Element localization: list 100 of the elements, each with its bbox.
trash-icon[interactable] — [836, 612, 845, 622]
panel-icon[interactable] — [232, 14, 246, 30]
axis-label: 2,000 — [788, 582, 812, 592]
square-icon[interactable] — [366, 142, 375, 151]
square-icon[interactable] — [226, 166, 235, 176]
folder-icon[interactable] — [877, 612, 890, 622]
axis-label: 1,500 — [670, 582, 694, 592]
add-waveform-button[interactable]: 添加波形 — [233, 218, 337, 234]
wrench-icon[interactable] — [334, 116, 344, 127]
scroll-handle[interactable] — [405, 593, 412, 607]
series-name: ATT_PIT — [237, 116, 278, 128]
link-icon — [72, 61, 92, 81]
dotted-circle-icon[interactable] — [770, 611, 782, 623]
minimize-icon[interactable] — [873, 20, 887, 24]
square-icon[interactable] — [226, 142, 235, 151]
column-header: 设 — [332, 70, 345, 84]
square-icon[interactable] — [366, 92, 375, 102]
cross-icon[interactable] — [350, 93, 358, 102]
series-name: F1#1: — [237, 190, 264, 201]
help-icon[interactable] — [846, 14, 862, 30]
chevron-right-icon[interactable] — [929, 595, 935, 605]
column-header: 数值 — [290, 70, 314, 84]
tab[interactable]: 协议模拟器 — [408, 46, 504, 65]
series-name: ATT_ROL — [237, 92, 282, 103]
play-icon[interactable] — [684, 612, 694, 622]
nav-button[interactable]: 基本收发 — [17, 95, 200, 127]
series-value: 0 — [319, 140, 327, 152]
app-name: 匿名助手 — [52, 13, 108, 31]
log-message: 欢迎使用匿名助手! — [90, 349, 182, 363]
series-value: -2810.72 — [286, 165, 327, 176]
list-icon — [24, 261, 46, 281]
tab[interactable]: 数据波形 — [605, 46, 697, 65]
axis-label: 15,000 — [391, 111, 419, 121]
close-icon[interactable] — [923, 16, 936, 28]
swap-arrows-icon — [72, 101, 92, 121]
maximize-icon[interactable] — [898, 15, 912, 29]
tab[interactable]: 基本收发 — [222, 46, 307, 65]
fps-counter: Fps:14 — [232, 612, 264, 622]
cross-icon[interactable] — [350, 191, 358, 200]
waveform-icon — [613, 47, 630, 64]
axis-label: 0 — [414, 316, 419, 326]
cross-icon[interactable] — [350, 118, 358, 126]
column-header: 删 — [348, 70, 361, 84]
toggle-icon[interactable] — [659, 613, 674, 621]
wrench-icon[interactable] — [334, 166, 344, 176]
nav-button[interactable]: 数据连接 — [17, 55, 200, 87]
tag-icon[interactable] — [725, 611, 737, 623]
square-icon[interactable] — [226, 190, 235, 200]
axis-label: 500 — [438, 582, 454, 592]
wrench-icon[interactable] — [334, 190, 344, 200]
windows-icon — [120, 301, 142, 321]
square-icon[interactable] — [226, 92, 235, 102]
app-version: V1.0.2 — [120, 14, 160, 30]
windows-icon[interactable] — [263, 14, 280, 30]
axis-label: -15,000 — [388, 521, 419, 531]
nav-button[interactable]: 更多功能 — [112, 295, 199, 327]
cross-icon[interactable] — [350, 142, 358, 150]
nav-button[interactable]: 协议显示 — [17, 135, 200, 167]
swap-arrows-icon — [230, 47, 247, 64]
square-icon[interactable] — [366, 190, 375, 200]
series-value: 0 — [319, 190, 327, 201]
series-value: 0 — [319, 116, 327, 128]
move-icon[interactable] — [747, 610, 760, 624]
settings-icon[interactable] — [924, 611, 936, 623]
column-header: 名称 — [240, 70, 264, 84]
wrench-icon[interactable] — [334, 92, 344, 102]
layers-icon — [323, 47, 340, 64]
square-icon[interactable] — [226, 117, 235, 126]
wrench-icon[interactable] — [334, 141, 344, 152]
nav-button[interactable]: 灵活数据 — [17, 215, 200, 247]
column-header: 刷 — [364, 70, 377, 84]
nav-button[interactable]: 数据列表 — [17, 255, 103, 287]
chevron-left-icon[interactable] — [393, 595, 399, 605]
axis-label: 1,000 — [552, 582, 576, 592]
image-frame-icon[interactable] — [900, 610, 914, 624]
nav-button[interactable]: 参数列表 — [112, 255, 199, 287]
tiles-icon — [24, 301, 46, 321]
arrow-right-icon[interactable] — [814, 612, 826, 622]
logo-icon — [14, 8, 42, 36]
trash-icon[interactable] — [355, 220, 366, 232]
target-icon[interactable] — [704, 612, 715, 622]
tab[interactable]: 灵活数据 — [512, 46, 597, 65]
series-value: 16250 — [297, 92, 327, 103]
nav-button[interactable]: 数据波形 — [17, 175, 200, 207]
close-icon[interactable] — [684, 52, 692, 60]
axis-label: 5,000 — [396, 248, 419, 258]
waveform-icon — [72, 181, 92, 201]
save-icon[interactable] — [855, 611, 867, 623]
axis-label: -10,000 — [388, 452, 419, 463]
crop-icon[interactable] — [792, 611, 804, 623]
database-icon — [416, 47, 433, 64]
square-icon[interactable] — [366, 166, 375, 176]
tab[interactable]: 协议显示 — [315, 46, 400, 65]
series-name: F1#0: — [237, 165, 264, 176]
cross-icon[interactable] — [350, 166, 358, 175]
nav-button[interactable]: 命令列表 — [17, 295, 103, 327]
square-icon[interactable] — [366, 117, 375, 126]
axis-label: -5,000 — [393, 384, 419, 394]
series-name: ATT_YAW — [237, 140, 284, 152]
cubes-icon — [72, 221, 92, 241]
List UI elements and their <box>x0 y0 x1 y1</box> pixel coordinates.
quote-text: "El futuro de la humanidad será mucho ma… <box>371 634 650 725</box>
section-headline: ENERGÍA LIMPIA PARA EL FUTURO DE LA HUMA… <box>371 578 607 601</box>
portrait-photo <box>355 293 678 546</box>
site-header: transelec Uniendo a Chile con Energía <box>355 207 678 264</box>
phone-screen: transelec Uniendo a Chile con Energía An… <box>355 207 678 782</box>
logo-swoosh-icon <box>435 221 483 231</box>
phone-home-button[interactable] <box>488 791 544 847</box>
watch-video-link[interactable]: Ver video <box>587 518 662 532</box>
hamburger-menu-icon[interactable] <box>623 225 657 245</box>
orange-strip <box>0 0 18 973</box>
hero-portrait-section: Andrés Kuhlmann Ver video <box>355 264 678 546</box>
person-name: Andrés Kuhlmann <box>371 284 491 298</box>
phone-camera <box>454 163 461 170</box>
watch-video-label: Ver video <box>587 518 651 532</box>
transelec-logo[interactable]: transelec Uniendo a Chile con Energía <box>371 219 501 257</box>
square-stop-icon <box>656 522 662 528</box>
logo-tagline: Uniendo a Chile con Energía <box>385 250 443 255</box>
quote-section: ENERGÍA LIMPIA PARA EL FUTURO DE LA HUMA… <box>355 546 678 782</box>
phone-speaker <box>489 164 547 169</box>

Exercise objective → Copy every line of the records above, character for character and in the same order.

Response →
Element localization: list 100 of the elements, each with its bbox.
trash-icon[interactable] — [836, 612, 845, 622]
panel-icon[interactable] — [232, 14, 246, 30]
axis-label: 2,000 — [788, 582, 812, 592]
square-icon[interactable] — [366, 142, 375, 151]
square-icon[interactable] — [226, 166, 235, 176]
folder-icon[interactable] — [877, 612, 890, 622]
axis-label: 1,500 — [670, 582, 694, 592]
add-waveform-button[interactable]: 添加波形 — [233, 218, 337, 234]
wrench-icon[interactable] — [334, 116, 344, 127]
scroll-handle[interactable] — [405, 593, 412, 607]
series-name: ATT_PIT — [237, 116, 278, 128]
link-icon — [72, 61, 92, 81]
dotted-circle-icon[interactable] — [770, 611, 782, 623]
minimize-icon[interactable] — [873, 20, 887, 24]
square-icon[interactable] — [226, 142, 235, 151]
column-header: 设 — [332, 70, 345, 84]
square-icon[interactable] — [366, 92, 375, 102]
cross-icon[interactable] — [350, 93, 358, 102]
series-name: F1#1: — [237, 190, 264, 201]
help-icon[interactable] — [846, 14, 862, 30]
chevron-right-icon[interactable] — [929, 595, 935, 605]
column-header: 数值 — [290, 70, 314, 84]
tab[interactable]: 协议模拟器 — [408, 46, 504, 65]
series-name: ATT_ROL — [237, 92, 282, 103]
play-icon[interactable] — [684, 612, 694, 622]
nav-button[interactable]: 基本收发 — [17, 95, 200, 127]
series-value: 0 — [319, 140, 327, 152]
app-name: 匿名助手 — [52, 13, 108, 31]
log-message: 欢迎使用匿名助手! — [90, 349, 182, 363]
series-value: -2810.72 — [286, 165, 327, 176]
list-icon — [24, 261, 46, 281]
tab[interactable]: 数据波形 — [605, 46, 697, 65]
axis-label: 15,000 — [391, 111, 419, 121]
close-icon[interactable] — [923, 16, 936, 28]
swap-arrows-icon — [72, 101, 92, 121]
maximize-icon[interactable] — [898, 15, 912, 29]
tab[interactable]: 基本收发 — [222, 46, 307, 65]
fps-counter: Fps:14 — [232, 612, 264, 622]
cross-icon[interactable] — [350, 191, 358, 200]
waveform-icon — [613, 47, 630, 64]
axis-label: 0 — [414, 316, 419, 326]
cross-icon[interactable] — [350, 118, 358, 126]
column-header: 删 — [348, 70, 361, 84]
toggle-icon[interactable] — [659, 613, 674, 621]
wrench-icon[interactable] — [334, 166, 344, 176]
nav-button[interactable]: 数据连接 — [17, 55, 200, 87]
tag-icon[interactable] — [725, 611, 737, 623]
square-icon[interactable] — [226, 190, 235, 200]
axis-label: 500 — [438, 582, 454, 592]
wrench-icon[interactable] — [334, 190, 344, 200]
windows-icon — [120, 301, 142, 321]
square-icon[interactable] — [226, 92, 235, 102]
app-version: V1.0.2 — [120, 14, 160, 30]
windows-icon[interactable] — [263, 14, 280, 30]
axis-label: -15,000 — [388, 521, 419, 531]
nav-button[interactable]: 更多功能 — [112, 295, 199, 327]
cross-icon[interactable] — [350, 142, 358, 150]
nav-button[interactable]: 协议显示 — [17, 135, 200, 167]
swap-arrows-icon — [230, 47, 247, 64]
square-icon[interactable] — [366, 190, 375, 200]
series-value: 0 — [319, 190, 327, 201]
series-value: 0 — [319, 116, 327, 128]
move-icon[interactable] — [747, 610, 760, 624]
settings-icon[interactable] — [924, 611, 936, 623]
column-header: 名称 — [240, 70, 264, 84]
wrench-icon[interactable] — [334, 92, 344, 102]
layers-icon — [323, 47, 340, 64]
square-icon[interactable] — [226, 117, 235, 126]
wrench-icon[interactable] — [334, 141, 344, 152]
nav-button[interactable]: 灵活数据 — [17, 215, 200, 247]
column-header: 刷 — [364, 70, 377, 84]
nav-button[interactable]: 数据列表 — [17, 255, 103, 287]
chevron-left-icon[interactable] — [393, 595, 399, 605]
axis-label: 1,000 — [552, 582, 576, 592]
image-frame-icon[interactable] — [900, 610, 914, 624]
nav-button[interactable]: 参数列表 — [112, 255, 199, 287]
tiles-icon — [24, 301, 46, 321]
arrow-right-icon[interactable] — [814, 612, 826, 622]
logo-icon — [14, 8, 42, 36]
trash-icon[interactable] — [355, 220, 366, 232]
target-icon[interactable] — [704, 612, 715, 622]
tab[interactable]: 灵活数据 — [512, 46, 597, 65]
series-value: 16250 — [297, 92, 327, 103]
nav-button[interactable]: 数据波形 — [17, 175, 200, 207]
close-icon[interactable] — [684, 52, 692, 60]
axis-label: 5,000 — [396, 248, 419, 258]
waveform-icon — [72, 181, 92, 201]
save-icon[interactable] — [855, 611, 867, 623]
axis-label: -10,000 — [388, 452, 419, 463]
crop-icon[interactable] — [792, 611, 804, 623]
database-icon — [416, 47, 433, 64]
square-icon[interactable] — [366, 166, 375, 176]
tab[interactable]: 协议显示 — [315, 46, 400, 65]
series-name: F1#0: — [237, 165, 264, 176]
cross-icon[interactable] — [350, 166, 358, 175]
nav-button[interactable]: 命令列表 — [17, 295, 103, 327]
square-icon[interactable] — [366, 117, 375, 126]
axis-label: -5,000 — [393, 384, 419, 394]
series-name: ATT_YAW — [237, 140, 284, 152]
cubes-icon — [72, 221, 92, 241]
List UI elements and their <box>x0 y0 x1 y1</box> pixel coordinates.
quote-text: "El futuro de la humanidad será mucho ma… <box>371 634 650 725</box>
section-headline: ENERGÍA LIMPIA PARA EL FUTURO DE LA HUMA… <box>371 578 607 601</box>
portrait-photo <box>355 293 678 546</box>
site-header: transelec Uniendo a Chile con Energía <box>355 207 678 264</box>
phone-screen: transelec Uniendo a Chile con Energía An… <box>355 207 678 782</box>
logo-swoosh-icon <box>435 221 483 231</box>
phone-home-button[interactable] <box>488 791 544 847</box>
watch-video-link[interactable]: Ver video <box>587 518 662 532</box>
hamburger-menu-icon[interactable] <box>623 225 657 245</box>
orange-strip <box>0 0 18 973</box>
hero-portrait-section: Andrés Kuhlmann Ver video <box>355 264 678 546</box>
person-name: Andrés Kuhlmann <box>371 284 491 298</box>
phone-camera <box>454 163 461 170</box>
watch-video-label: Ver video <box>587 518 651 532</box>
transelec-logo[interactable]: transelec Uniendo a Chile con Energía <box>371 219 501 257</box>
square-stop-icon <box>656 522 662 528</box>
logo-tagline: Uniendo a Chile con Energía <box>385 250 443 255</box>
quote-section: ENERGÍA LIMPIA PARA EL FUTURO DE LA HUMA… <box>355 546 678 782</box>
phone-speaker <box>489 164 547 169</box>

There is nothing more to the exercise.